**What you need to do**
Pick out each line in the entries below that contains the string "series".

※ ※ ※

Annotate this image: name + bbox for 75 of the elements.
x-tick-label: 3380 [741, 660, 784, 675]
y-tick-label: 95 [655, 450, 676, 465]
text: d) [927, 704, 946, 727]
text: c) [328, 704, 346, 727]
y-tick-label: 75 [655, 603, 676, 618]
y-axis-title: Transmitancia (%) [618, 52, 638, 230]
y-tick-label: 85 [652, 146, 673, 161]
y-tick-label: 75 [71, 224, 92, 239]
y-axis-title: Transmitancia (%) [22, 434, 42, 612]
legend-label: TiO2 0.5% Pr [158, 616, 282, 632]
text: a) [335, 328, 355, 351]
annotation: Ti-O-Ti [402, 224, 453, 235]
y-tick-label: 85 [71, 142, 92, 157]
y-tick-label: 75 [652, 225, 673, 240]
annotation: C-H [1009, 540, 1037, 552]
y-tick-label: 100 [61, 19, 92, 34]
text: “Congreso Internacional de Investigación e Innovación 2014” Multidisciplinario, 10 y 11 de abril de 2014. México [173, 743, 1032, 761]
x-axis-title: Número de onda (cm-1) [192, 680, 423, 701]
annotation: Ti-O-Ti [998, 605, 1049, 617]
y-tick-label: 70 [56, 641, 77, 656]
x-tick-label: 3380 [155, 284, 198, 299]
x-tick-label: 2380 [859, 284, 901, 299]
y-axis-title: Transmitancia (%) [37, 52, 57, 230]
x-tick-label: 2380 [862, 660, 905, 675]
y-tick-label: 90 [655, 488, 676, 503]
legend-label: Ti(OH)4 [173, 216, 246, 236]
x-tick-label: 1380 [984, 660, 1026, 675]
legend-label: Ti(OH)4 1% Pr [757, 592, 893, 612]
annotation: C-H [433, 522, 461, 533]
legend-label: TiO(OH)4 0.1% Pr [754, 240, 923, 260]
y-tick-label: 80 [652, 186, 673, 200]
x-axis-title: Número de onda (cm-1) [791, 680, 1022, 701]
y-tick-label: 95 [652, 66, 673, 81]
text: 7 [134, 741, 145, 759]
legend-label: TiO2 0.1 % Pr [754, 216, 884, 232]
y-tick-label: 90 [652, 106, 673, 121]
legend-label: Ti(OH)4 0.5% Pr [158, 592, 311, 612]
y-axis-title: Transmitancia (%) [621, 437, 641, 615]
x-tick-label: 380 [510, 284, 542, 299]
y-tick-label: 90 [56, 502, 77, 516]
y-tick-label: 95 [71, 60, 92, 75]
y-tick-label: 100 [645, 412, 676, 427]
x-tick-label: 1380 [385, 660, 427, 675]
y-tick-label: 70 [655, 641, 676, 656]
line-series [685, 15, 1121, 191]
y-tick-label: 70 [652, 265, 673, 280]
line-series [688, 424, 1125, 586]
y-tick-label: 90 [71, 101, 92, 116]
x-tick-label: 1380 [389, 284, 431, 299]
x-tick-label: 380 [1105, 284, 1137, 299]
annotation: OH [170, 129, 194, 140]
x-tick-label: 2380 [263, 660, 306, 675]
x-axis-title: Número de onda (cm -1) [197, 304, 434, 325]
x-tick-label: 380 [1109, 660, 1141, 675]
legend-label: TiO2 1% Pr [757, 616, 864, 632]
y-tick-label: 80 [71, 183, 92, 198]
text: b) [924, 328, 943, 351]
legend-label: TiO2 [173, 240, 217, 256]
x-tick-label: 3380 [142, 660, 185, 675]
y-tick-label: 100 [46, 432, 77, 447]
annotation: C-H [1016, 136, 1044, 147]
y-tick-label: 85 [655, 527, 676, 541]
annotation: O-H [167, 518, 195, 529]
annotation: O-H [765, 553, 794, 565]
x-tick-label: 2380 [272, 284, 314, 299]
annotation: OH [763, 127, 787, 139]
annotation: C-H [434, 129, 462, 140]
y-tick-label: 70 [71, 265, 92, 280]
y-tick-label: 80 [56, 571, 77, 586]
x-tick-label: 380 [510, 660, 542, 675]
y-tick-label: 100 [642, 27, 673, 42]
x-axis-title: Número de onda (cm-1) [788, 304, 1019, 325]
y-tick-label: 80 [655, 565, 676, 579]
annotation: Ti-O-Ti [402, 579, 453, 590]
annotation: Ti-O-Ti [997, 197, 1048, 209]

※ ※ ※

**Task result**
line-series [685, 15, 1121, 191]
line-series [688, 424, 1125, 586]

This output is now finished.